TEXTE DE LA PAGE >>
En 1972, alors que la protestation grandit contre l'extension du camp militaire du Larzac, un autre front s'ouvre 800 km plus au nord. Dans le bocage nantais, un "comité de défense provisoire" des 130 exploitations agricoles impactées par un projet d'aéroport "intercontinental" est créé, prélude à la naissance, le 18 décembre, de la première association anti-aéroport, l'Adeca.

La mobilisation paysanne s'accélère après la création, en janvier 1974, d'une zone d'aménagement différé (ZAD) de 1.225 hectares sur quatre communes, dont Notre-Dame-des-Landes, entraînant la préemption des terres. Les premiers macarons "Non à l'aéroport" sont diffusés en Loire-Atlantique pour populariser la lutte au-delà du monde agricole.

"Les premières manifestations visent à empêcher les terres de tourner en friche et épauler les jeunes qui voulaient prendre la suite de leurs parents", se souvient Julien Durand, 71 ans, mémoire de la contestation anti-aéroport.

Cette première bataille est gagnée: la gauche arrive au pouvoir en 1981, les opposants au projet d'aéroport -mis en sommeil après le choc pétrolier- obtiennent du ministère des Transports des conventions d'occupation précaire.

"Mitterrand venait d'arrêter le Larzac. Pour nous l'aéroport était déjà mort, tout le monde avait le droit à un bail, aux aides de l'Etat. Toute la génération d'agriculteurs aujourd'hui expropriés et expulsables s'est installée dans les années 80, de façon officielle", souligne Dominique Fresneau, 57 ans, opposant depuis ses 12 ans.

TÂCHE 1 >> Dans le texte sur l'opposition à l'aéroport de Notre-Dame-des-Landes, quelle superficie couvre la zone d'aménagement différé créée en janvier 1974 ?
TÂCHE 2 >> Expliquez, d'après le texte sur l'opposition à l'aéroport de Notre-Dame-des-Landes, dans quel but les premiers macarons « Non à l'aéroport » ont été diffusés en Loire-Atlantique.
TÂCHE 3 >> Poursuivez le texte sur la contestation du projet d'aéroport de Notre-Dame-des-Landes à partir de sa dernière phrase.

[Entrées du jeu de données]
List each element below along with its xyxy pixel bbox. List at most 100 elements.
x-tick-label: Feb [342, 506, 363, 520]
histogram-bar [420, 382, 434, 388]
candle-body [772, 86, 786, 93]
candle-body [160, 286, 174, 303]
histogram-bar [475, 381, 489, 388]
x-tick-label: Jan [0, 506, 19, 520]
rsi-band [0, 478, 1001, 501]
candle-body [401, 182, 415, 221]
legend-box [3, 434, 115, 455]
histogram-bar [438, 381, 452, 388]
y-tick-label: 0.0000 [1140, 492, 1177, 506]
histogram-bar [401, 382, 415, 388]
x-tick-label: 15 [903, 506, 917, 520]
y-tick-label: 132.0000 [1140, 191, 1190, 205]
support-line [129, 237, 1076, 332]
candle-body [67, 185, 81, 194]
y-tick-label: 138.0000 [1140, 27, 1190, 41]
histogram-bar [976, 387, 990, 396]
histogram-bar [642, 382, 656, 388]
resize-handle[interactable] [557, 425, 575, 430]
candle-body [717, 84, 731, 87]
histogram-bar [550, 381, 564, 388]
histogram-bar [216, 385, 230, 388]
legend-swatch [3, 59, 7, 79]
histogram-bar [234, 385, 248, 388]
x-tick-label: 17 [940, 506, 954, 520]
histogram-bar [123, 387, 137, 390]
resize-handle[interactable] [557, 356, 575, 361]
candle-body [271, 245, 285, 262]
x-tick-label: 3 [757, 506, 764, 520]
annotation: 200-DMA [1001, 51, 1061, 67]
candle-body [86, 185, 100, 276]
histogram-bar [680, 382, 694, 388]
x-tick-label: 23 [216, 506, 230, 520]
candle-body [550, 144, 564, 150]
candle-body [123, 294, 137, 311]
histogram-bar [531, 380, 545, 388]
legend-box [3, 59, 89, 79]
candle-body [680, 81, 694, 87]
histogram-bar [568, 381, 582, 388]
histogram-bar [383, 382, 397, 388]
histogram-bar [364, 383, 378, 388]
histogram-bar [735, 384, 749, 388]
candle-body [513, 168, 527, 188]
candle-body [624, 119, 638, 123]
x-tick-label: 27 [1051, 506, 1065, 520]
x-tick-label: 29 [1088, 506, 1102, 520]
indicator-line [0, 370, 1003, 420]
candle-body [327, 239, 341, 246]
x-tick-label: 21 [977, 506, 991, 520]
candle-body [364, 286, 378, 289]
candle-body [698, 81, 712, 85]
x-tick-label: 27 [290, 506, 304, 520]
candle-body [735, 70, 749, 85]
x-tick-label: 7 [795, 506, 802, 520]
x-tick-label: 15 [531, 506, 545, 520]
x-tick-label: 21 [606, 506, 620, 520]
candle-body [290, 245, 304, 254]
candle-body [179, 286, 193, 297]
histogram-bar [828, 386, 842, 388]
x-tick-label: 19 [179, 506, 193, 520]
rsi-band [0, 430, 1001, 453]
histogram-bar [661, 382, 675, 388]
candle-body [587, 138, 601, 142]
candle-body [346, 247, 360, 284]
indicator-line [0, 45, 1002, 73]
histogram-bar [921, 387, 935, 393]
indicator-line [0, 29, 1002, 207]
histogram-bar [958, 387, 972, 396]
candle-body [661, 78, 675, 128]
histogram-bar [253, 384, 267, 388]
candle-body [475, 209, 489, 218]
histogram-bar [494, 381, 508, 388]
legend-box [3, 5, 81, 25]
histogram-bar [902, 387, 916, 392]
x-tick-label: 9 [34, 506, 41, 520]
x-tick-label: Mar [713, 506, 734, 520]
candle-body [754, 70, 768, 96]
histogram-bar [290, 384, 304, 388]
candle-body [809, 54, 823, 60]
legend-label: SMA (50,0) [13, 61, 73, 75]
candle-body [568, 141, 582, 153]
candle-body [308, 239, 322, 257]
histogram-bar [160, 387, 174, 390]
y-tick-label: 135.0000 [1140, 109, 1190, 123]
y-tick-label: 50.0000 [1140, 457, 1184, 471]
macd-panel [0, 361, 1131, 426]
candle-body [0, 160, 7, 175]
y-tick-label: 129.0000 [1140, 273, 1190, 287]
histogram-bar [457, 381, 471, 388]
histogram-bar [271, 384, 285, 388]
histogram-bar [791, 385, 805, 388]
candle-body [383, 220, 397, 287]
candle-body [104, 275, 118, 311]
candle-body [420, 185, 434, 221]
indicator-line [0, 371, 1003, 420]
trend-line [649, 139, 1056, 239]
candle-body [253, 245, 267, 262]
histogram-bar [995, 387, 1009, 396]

RÉPONSE 1 >> Elle couvre 1.225 hectares sur quatre communes.

RÉPONSE 2 >> Ils ont été diffusés pour populariser la lutte au-delà du monde agricole, au moment où la mobilisation paysanne s'accélérait après la création de la zone d'aménagement différé.

RÉPONSE 3 >>
- L'occupation, 'tournant' de la lutte -

Quand le gouvernement Jospin relance le projet à l'automne 2000, la réaction des riverains est immédiate, avec la création de l'Acipa, association revendiquant aujourd'hui plus de 3.500 adhérents. "On assiste à un phénomène assez curieux: la résistance très locale au départ perd beaucoup de ses militants historiques par lassitude, mais la mobilisation s'étend, grâce aux prises de contact avec les associations environnementales et les partis politiques", raconte Claude Colas, l'un des neuf co-fondateurs de l'Acipa.

Lancée en 2003 par 14 organisations, la "Coordination des opposants" au projet d'aéroport fédère aujourd'hui plus de 60 associations, mouvements politiques, syndicats et collectifs. "On a réussi à globaliser. La lutte est connue maintenant dans la France entière et même au-delà, et elle fait référence parmi tous les grands projets inutiles et imposés", se réjouit M. Colas.

Pour lui, "c'est l'occupation du terrain qui a été le tournant dans la lutte".

"C'est vraiment avec la tenue d'un camp action climat, en août 2009, que quelque chose se passe", abonde "Camille" (prénom utilisé par les zadistes qui souhaitent rester anonymes), occupant de longue date de la ZAD. "Dans la foulée, on a une série d'installations dans des maisons vides et disponibles, puis des gens commencent à construire leurs cabanes", explique-t-il.

Une trentaine de fermes ou d'habitats auto-construits sont squattés en octobre 2012, quand les autorités lancent "l'opération César", une tentative d'expulsion massive de plusieurs semaines qui va s'achever en échec cuisant pour l'Etat et qui cimentera les liens entre agriculteurs, riverains, écologistes et militants anticapitalistes.

- Une unité fragile ? -

Le 17 novembre 2012, entre 13.500 et 40.000 opposants, dont des personnalités de gauche, se rendent sur la ZAD pour dénoncer "l'Ayraultport", en référence au Premier ministre d'alors, l'ancien maire PS de Nantes Jean-Marc Ayrault, ardent défenseur du projet.

Depuis, à chaque nouvelle promesse d'intervention pour déloger les "zadistes", les opposants répondent en masse, comme en octobre 2016 quand ils plantent des milliers de bâtons pour "défendre la ZAD".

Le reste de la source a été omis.